• _DATASET CONTENT_
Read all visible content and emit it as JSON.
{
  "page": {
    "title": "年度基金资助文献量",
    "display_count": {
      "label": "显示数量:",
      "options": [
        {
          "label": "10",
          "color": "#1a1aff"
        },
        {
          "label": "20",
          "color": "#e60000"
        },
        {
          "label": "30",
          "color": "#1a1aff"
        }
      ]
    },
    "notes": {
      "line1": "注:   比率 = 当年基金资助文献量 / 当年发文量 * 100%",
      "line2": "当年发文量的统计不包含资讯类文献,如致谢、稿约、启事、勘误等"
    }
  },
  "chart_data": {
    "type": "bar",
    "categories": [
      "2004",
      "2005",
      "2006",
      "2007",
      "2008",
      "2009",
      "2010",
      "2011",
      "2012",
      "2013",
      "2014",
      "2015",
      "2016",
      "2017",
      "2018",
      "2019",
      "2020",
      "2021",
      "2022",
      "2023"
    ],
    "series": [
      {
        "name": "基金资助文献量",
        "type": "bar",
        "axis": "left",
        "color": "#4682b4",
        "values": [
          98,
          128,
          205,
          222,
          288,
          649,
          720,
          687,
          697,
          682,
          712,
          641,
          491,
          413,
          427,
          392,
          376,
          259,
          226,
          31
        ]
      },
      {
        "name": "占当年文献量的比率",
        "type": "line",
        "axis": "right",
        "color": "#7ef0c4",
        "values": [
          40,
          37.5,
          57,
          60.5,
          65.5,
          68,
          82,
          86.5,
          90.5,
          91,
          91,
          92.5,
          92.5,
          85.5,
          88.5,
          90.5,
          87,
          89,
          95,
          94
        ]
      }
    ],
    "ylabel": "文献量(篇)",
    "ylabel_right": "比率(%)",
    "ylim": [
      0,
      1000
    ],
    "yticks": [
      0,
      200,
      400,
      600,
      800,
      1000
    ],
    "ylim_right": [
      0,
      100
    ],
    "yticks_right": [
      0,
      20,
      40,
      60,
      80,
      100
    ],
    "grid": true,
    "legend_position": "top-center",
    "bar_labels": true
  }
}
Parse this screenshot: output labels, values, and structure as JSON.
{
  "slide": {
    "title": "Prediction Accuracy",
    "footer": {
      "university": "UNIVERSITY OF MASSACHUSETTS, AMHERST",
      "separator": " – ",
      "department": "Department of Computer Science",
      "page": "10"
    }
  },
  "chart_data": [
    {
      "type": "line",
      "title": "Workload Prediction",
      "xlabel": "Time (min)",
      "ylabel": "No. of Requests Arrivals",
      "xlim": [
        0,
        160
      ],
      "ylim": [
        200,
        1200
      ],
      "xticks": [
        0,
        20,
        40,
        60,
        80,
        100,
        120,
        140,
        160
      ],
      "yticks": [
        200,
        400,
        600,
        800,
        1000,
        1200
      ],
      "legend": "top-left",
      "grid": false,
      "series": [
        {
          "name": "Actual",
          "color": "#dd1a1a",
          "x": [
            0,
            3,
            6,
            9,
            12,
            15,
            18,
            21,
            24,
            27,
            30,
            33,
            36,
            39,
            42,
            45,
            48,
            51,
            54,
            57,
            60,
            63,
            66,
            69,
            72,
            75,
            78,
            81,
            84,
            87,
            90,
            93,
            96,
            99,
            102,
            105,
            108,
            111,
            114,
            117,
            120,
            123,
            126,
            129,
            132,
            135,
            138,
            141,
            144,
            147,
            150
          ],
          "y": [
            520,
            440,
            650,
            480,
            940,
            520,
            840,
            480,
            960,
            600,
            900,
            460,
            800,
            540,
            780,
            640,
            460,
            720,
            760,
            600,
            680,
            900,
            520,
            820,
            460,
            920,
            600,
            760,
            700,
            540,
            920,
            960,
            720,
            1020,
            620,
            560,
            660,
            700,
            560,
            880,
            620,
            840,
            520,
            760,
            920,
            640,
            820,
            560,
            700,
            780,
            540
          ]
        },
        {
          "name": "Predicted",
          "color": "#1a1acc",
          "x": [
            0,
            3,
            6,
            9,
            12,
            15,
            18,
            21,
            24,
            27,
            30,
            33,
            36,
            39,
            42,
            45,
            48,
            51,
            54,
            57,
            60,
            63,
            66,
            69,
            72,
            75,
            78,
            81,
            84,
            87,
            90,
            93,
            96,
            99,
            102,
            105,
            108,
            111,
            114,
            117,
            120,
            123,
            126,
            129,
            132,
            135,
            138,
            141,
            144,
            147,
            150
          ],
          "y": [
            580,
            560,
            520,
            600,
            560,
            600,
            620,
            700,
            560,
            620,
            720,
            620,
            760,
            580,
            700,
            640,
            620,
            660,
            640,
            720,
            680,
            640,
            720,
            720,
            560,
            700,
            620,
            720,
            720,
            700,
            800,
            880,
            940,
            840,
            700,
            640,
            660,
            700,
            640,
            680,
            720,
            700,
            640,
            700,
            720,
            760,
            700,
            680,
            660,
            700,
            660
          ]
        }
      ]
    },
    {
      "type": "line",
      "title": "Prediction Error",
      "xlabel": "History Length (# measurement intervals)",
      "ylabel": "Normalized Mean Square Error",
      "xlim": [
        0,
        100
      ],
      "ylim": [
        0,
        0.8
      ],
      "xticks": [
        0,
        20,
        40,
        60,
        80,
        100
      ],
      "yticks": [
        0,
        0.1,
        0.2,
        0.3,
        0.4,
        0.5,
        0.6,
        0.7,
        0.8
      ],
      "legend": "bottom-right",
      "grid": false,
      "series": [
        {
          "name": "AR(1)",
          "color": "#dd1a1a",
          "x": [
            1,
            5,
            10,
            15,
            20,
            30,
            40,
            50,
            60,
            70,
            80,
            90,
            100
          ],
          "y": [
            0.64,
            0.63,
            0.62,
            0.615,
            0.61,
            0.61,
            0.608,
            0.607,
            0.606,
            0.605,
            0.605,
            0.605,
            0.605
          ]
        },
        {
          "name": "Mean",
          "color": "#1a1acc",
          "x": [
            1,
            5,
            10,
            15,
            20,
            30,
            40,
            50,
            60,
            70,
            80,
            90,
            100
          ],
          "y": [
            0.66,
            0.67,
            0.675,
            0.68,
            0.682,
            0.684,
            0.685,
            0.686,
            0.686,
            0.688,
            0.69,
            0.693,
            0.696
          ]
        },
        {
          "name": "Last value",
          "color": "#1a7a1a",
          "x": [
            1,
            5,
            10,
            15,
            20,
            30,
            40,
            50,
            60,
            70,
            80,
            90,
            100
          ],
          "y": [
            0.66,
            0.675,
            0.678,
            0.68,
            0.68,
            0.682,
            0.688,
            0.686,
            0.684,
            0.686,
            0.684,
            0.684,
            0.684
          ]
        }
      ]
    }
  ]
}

• _EXERCISE AIM_
The records above should be duplicated in full, exactly as given.

• _OUTPUT FOR THIS TASK_
Read all visible content and emit it as JSON.
{
  "page": {
    "title": "年度基金资助文献量",
    "display_count": {
      "label": "显示数量:",
      "options": [
        {
          "label": "10",
          "color": "#1a1aff"
        },
        {
          "label": "20",
          "color": "#e60000"
        },
        {
          "label": "30",
          "color": "#1a1aff"
        }
      ]
    },
    "notes": {
      "line1": "注:   比率 = 当年基金资助文献量 / 当年发文量 * 100%",
      "line2": "当年发文量的统计不包含资讯类文献,如致谢、稿约、启事、勘误等"
    }
  },
  "chart_data": {
    "type": "bar",
    "categories": [
      "2004",
      "2005",
      "2006",
      "2007",
      "2008",
      "2009",
      "2010",
      "2011",
      "2012",
      "2013",
      "2014",
      "2015",
      "2016",
      "2017",
      "2018",
      "2019",
      "2020",
      "2021",
      "2022",
      "2023"
    ],
    "series": [
      {
        "name": "基金资助文献量",
        "type": "bar",
        "axis": "left",
        "color": "#4682b4",
        "values": [
          98,
          128,
          205,
          222,
          288,
          649,
          720,
          687,
          697,
          682,
          712,
          641,
          491,
          413,
          427,
          392,
          376,
          259,
          226,
          31
        ]
      },
      {
        "name": "占当年文献量的比率",
        "type": "line",
        "axis": "right",
        "color": "#7ef0c4",
        "values": [
          40,
          37.5,
          57,
          60.5,
          65.5,
          68,
          82,
          86.5,
          90.5,
          91,
          91,
          92.5,
          92.5,
          85.5,
          88.5,
          90.5,
          87,
          89,
          95,
          94
        ]
      }
    ],
    "ylabel": "文献量(篇)",
    "ylabel_right": "比率(%)",
    "ylim": [
      0,
      1000
    ],
    "yticks": [
      0,
      200,
      400,
      600,
      800,
      1000
    ],
    "ylim_right": [
      0,
      100
    ],
    "yticks_right": [
      0,
      20,
      40,
      60,
      80,
      100
    ],
    "grid": true,
    "legend_position": "top-center",
    "bar_labels": true
  }
}
Parse this screenshot: output labels, values, and structure as JSON.
{
  "slide": {
    "title": "Prediction Accuracy",
    "footer": {
      "university": "UNIVERSITY OF MASSACHUSETTS, AMHERST",
      "separator": " – ",
      "department": "Department of Computer Science",
      "page": "10"
    }
  },
  "chart_data": [
    {
      "type": "line",
      "title": "Workload Prediction",
      "xlabel": "Time (min)",
      "ylabel": "No. of Requests Arrivals",
      "xlim": [
        0,
        160
      ],
      "ylim": [
        200,
        1200
      ],
      "xticks": [
        0,
        20,
        40,
        60,
        80,
        100,
        120,
        140,
        160
      ],
      "yticks": [
        200,
        400,
        600,
        800,
        1000,
        1200
      ],
      "legend": "top-left",
      "grid": false,
      "series": [
        {
          "name": "Actual",
          "color": "#dd1a1a",
          "x": [
            0,
            3,
            6,
            9,
            12,
            15,
            18,
            21,
            24,
            27,
            30,
            33,
            36,
            39,
            42,
            45,
            48,
            51,
            54,
            57,
            60,
            63,
            66,
            69,
            72,
            75,
            78,
            81,
            84,
            87,
            90,
            93,
            96,
            99,
            102,
            105,
            108,
            111,
            114,
            117,
            120,
            123,
            126,
            129,
            132,
            135,
            138,
            141,
            144,
            147,
            150
          ],
          "y": [
            520,
            440,
            650,
            480,
            940,
            520,
            840,
            480,
            960,
            600,
            900,
            460,
            800,
            540,
            780,
            640,
            460,
            720,
            760,
            600,
            680,
            900,
            520,
            820,
            460,
            920,
            600,
            760,
            700,
            540,
            920,
            960,
            720,
            1020,
            620,
            560,
            660,
            700,
            560,
            880,
            620,
            840,
            520,
            760,
            920,
            640,
            820,
            560,
            700,
            780,
            540
          ]
        },
        {
          "name": "Predicted",
          "color": "#1a1acc",
          "x": [
            0,
            3,
            6,
            9,
            12,
            15,
            18,
            21,
            24,
            27,
            30,
            33,
            36,
            39,
            42,
            45,
            48,
            51,
            54,
            57,
            60,
            63,
            66,
            69,
            72,
            75,
            78,
            81,
            84,
            87,
            90,
            93,
            96,
            99,
            102,
            105,
            108,
            111,
            114,
            117,
            120,
            123,
            126,
            129,
            132,
            135,
            138,
            141,
            144,
            147,
            150
          ],
          "y": [
            580,
            560,
            520,
            600,
            560,
            600,
            620,
            700,
            560,
            620,
            720,
            620,
            760,
            580,
            700,
            640,
            620,
            660,
            640,
            720,
            680,
            640,
            720,
            720,
            560,
            700,
            620,
            720,
            720,
            700,
            800,
            880,
            940,
            840,
            700,
            640,
            660,
            700,
            640,
            680,
            720,
            700,
            640,
            700,
            720,
            760,
            700,
            680,
            660,
            700,
            660
          ]
        }
      ]
    },
    {
      "type": "line",
      "title": "Prediction Error",
      "xlabel": "History Length (# measurement intervals)",
      "ylabel": "Normalized Mean Square Error",
      "xlim": [
        0,
        100
      ],
      "ylim": [
        0,
        0.8
      ],
      "xticks": [
        0,
        20,
        40,
        60,
        80,
        100
      ],
      "yticks": [
        0,
        0.1,
        0.2,
        0.3,
        0.4,
        0.5,
        0.6,
        0.7,
        0.8
      ],
      "legend": "bottom-right",
      "grid": false,
      "series": [
        {
          "name": "AR(1)",
          "color": "#dd1a1a",
          "x": [
            1,
            5,
            10,
            15,
            20,
            30,
            40,
            50,
            60,
            70,
            80,
            90,
            100
          ],
          "y": [
            0.64,
            0.63,
            0.62,
            0.615,
            0.61,
            0.61,
            0.608,
            0.607,
            0.606,
            0.605,
            0.605,
            0.605,
            0.605
          ]
        },
        {
          "name": "Mean",
          "color": "#1a1acc",
          "x": [
            1,
            5,
            10,
            15,
            20,
            30,
            40,
            50,
            60,
            70,
            80,
            90,
            100
          ],
          "y": [
            0.66,
            0.67,
            0.675,
            0.68,
            0.682,
            0.684,
            0.685,
            0.686,
            0.686,
            0.688,
            0.69,
            0.693,
            0.696
          ]
        },
        {
          "name": "Last value",
          "color": "#1a7a1a",
          "x": [
            1,
            5,
            10,
            15,
            20,
            30,
            40,
            50,
            60,
            70,
            80,
            90,
            100
          ],
          "y": [
            0.66,
            0.675,
            0.678,
            0.68,
            0.68,
            0.682,
            0.688,
            0.686,
            0.684,
            0.686,
            0.684,
            0.684,
            0.684
          ]
        }
      ]
    }
  ]
}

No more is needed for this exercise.